# TEXTABSCHNITT:
===============
Warum es aber alle paar
Kilometer mitten im Wald eine
fein angelegte Bushaltestelle
geben muss, entzieht sich
unserem Verständnis.
Wir begegnen im Laufe der Reise so manchem
Schild mit der blauen EU-Fahne, das jeweils für ein
gefördertes Projekt steht. Manchmal fragen wir uns
allerdings, ob nicht besser mal jemand aus Brüssel
hier vorbei schauen sollte, um die Sinnhaftigkeit und
Nachhaltigkeit dieser Investitionen zu prüfen...
In Palanga (Litauen) staunen wir im Bernsteinmuseum über die
Vielfalt und Menge der Vorkommen dieses begehrten und bis zu
300 Millionen Jahre alten Rohstoffs. Das Baltikum, insbesondere
aber die Kaliningrader Küste sowie die Danziger Bucht sind
weltbekannt für die Funde. Die Steine werden dort nicht mühselig
am Strand gesammelt, sondern industriell im Tagebau gefördert.
===============
# AUFGABE A:
Wozu sollte laut dem Textabschnitt einmal jemand aus Brüssel vorbeischauen? Antworte in ein bis drei Sätzen.
# AUFGABE B:
Wiederhole aus dem Textabschnitt wortgetreu die Stelle von „Warum es aber“ bis „Investitionen zu prüfen...“.
===============
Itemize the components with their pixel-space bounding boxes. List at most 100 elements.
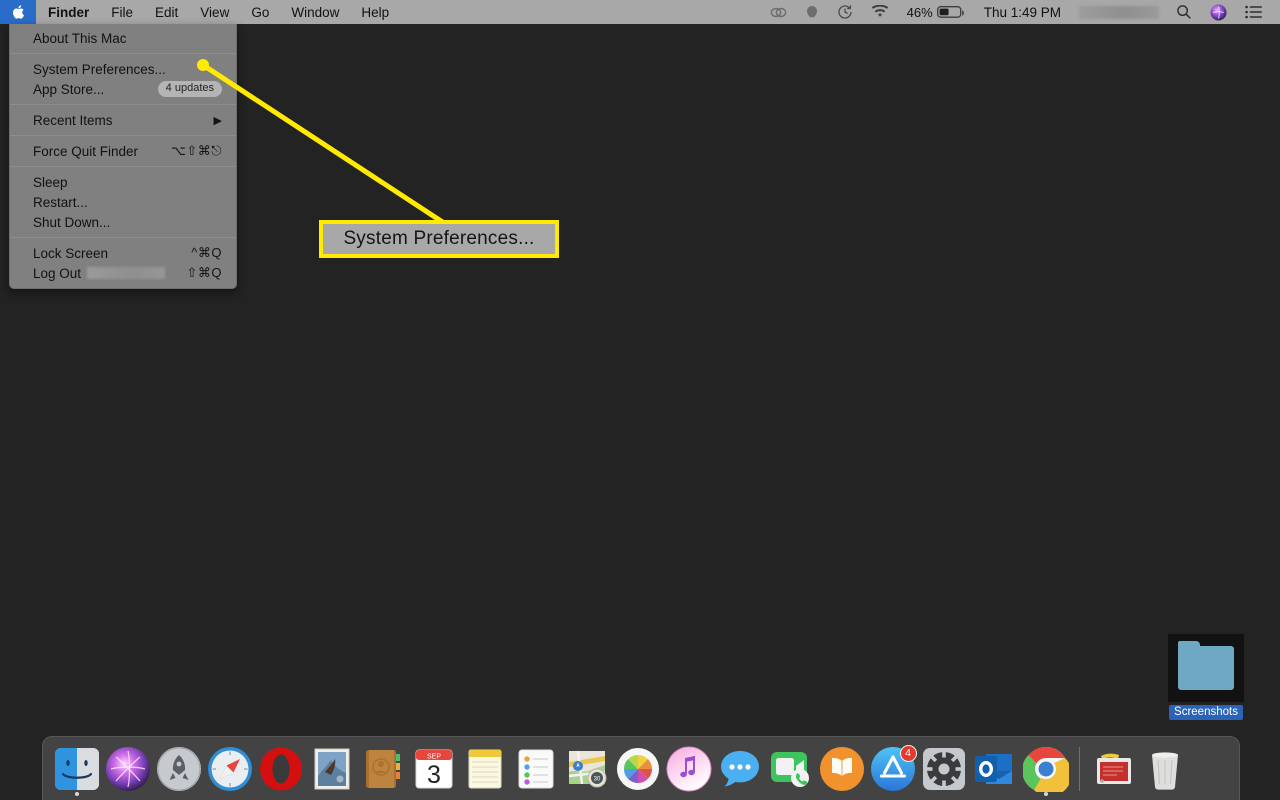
dock-item-itunes[interactable]	[663, 741, 714, 797]
menu-separator	[10, 166, 236, 167]
dock-item-finder[interactable]	[51, 741, 102, 797]
battery-icon[interactable]	[936, 0, 974, 24]
folder-shape	[1178, 641, 1234, 690]
itunes-icon	[666, 746, 712, 792]
menu-item-restart[interactable]: Restart...	[10, 192, 236, 212]
time-machine-icon[interactable]	[828, 0, 862, 24]
dock-item-notes[interactable]	[459, 741, 510, 797]
mail-icon	[309, 746, 355, 792]
dock-item-calendar[interactable]: SEP 3	[408, 741, 459, 797]
menu-item-sleep[interactable]: Sleep	[10, 172, 236, 192]
facetime-icon	[768, 746, 814, 792]
dock-item-system-preferences[interactable]	[918, 741, 969, 797]
finder-icon	[54, 746, 100, 792]
maps-icon: 30	[564, 746, 610, 792]
menu-item-label: Shut Down...	[33, 214, 111, 230]
control-center-icon[interactable]	[1236, 0, 1272, 24]
dock-item-contacts[interactable]	[357, 741, 408, 797]
downloads-stack-icon	[1091, 746, 1137, 792]
menu-item-label: Restart...	[33, 194, 88, 210]
dock-item-reminders[interactable]	[510, 741, 561, 797]
dock: SEP 3 30 4	[42, 736, 1240, 800]
menu-item-shortcut: ^⌘Q	[191, 245, 222, 260]
menu-item-app-store[interactable]: App Store... 4 updates	[10, 79, 236, 99]
safari-icon	[207, 746, 253, 792]
menu-item-shortcut: ⌥⇧⌘⎋	[170, 143, 222, 158]
menu-bar-item-file[interactable]: File	[100, 0, 144, 24]
dock-item-app-store[interactable]: 4	[867, 741, 918, 797]
calendar-icon: SEP 3	[411, 746, 457, 792]
dock-item-downloads[interactable]	[1088, 741, 1139, 797]
menu-item-label: About This Mac	[33, 30, 127, 46]
dock-item-maps[interactable]: 30	[561, 741, 612, 797]
menu-item-about-this-mac[interactable]: About This Mac	[10, 28, 236, 48]
dock-item-launchpad[interactable]	[153, 741, 204, 797]
running-indicator-dot	[74, 791, 79, 796]
menu-bar-item-go[interactable]: Go	[240, 0, 280, 24]
svg-text:30: 30	[593, 776, 600, 782]
menu-item-label: App Store...	[33, 81, 105, 97]
dock-item-trash[interactable]	[1139, 741, 1190, 797]
menu-item-label: Log Out	[33, 265, 82, 281]
desktop-icon-label: Screenshots	[1169, 705, 1243, 720]
launchpad-icon	[156, 746, 202, 792]
dock-item-opera[interactable]	[255, 741, 306, 797]
apple-logo-icon[interactable]	[0, 0, 36, 24]
desktop-icon-screenshots[interactable]: Screenshots	[1168, 634, 1244, 720]
menu-item-lock-screen[interactable]: Lock Screen ^⌘Q	[10, 243, 236, 263]
app-store-badge: 4	[899, 744, 917, 762]
menu-item-label: Recent Items	[33, 112, 113, 128]
photos-icon	[615, 746, 661, 792]
menu-bar-clock[interactable]: Thu 1:49 PM	[974, 0, 1071, 24]
menu-bar-app-name[interactable]: Finder	[36, 0, 100, 24]
menu-item-log-out[interactable]: Log Out ⇧⌘Q	[10, 263, 236, 283]
trash-icon	[1142, 746, 1188, 792]
menu-bar-item-help[interactable]: Help	[350, 0, 400, 24]
menu-separator	[10, 53, 236, 54]
siri-icon[interactable]	[1201, 0, 1236, 24]
menu-bar-item-edit[interactable]: Edit	[144, 0, 189, 24]
menu-item-label: Lock Screen	[33, 245, 109, 261]
callout-text: System Preferences...	[343, 228, 535, 249]
outlook-icon	[972, 746, 1018, 792]
wifi-icon[interactable]	[862, 0, 898, 24]
app-store-icon: 4	[870, 744, 917, 792]
menu-item-label: Sleep	[33, 174, 68, 190]
chevron-right-icon: ▶	[213, 114, 222, 127]
dock-item-mail[interactable]	[306, 741, 357, 797]
menu-bar-item-view[interactable]: View	[189, 0, 240, 24]
dock-item-facetime[interactable]	[765, 741, 816, 797]
calendar-day-text: 3	[427, 761, 441, 789]
reminders-icon	[513, 746, 559, 792]
search-icon[interactable]	[1167, 0, 1201, 24]
apple-menu-dropdown: About This Mac System Preferences... App…	[9, 24, 237, 289]
menu-item-recent-items[interactable]: Recent Items ▶	[10, 110, 236, 130]
system-preferences-icon	[921, 746, 967, 792]
dock-item-messages[interactable]	[714, 741, 765, 797]
menu-item-shut-down[interactable]: Shut Down...	[10, 212, 236, 232]
dock-item-outlook[interactable]	[969, 741, 1020, 797]
dock-item-books[interactable]	[816, 741, 867, 797]
menu-bar-username-blurred[interactable]	[1079, 5, 1159, 19]
battery-percent-label: 46%	[906, 4, 933, 20]
books-icon	[819, 746, 865, 792]
dock-item-chrome[interactable]	[1020, 741, 1071, 797]
menu-bar: Finder File Edit View Go Window Help 46%	[0, 0, 1280, 24]
calendar-month-text: SEP	[426, 753, 440, 760]
creative-cloud-icon[interactable]	[761, 0, 796, 24]
menu-item-label: Force Quit Finder	[33, 143, 139, 159]
dock-item-siri[interactable]	[102, 741, 153, 797]
siri-icon	[105, 746, 151, 792]
dropbox-icon[interactable]	[796, 0, 828, 24]
menu-item-force-quit-finder[interactable]: Force Quit Finder ⌥⇧⌘⎋	[10, 141, 236, 161]
messages-icon	[717, 746, 763, 792]
menu-bar-status-area: 46% Thu 1:49 PM	[761, 0, 1280, 24]
menu-item-system-preferences[interactable]: System Preferences...	[10, 59, 236, 79]
dock-item-photos[interactable]	[612, 741, 663, 797]
menu-separator	[10, 135, 236, 136]
menu-separator	[10, 237, 236, 238]
dock-item-safari[interactable]	[204, 741, 255, 797]
menu-bar-item-window[interactable]: Window	[280, 0, 350, 24]
folder-icon[interactable]	[1168, 634, 1244, 702]
log-out-username-blurred	[87, 267, 166, 279]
===============
# ANTWORT A:
Jemand aus Brüssel sollte vorbeischauen, um die Sinnhaftigkeit und Nachhaltigkeit dieser Investitionen zu prüfen. Gemeint sind die Projekte, für die jeweils ein Schild mit der blauen EU-Fahne steht und auf die die Reisenden unterwegs immer wieder stoßen.

# ANTWORT B:
Warum es aber alle paar
Kilometer mitten im Wald eine
fein angelegte Bushaltestelle
geben muss, entzieht sich
unserem Verständnis.
Wir begegnen im Laufe der Reise so manchem
Schild mit der blauen EU-Fahne, das jeweils für ein
gefördertes Projekt steht. Manchmal fragen wir uns
allerdings, ob nicht besser mal jemand aus Brüssel
hier vorbei schauen sollte, um die Sinnhaftigkeit und
Nachhaltigkeit dieser Investitionen zu prüfen...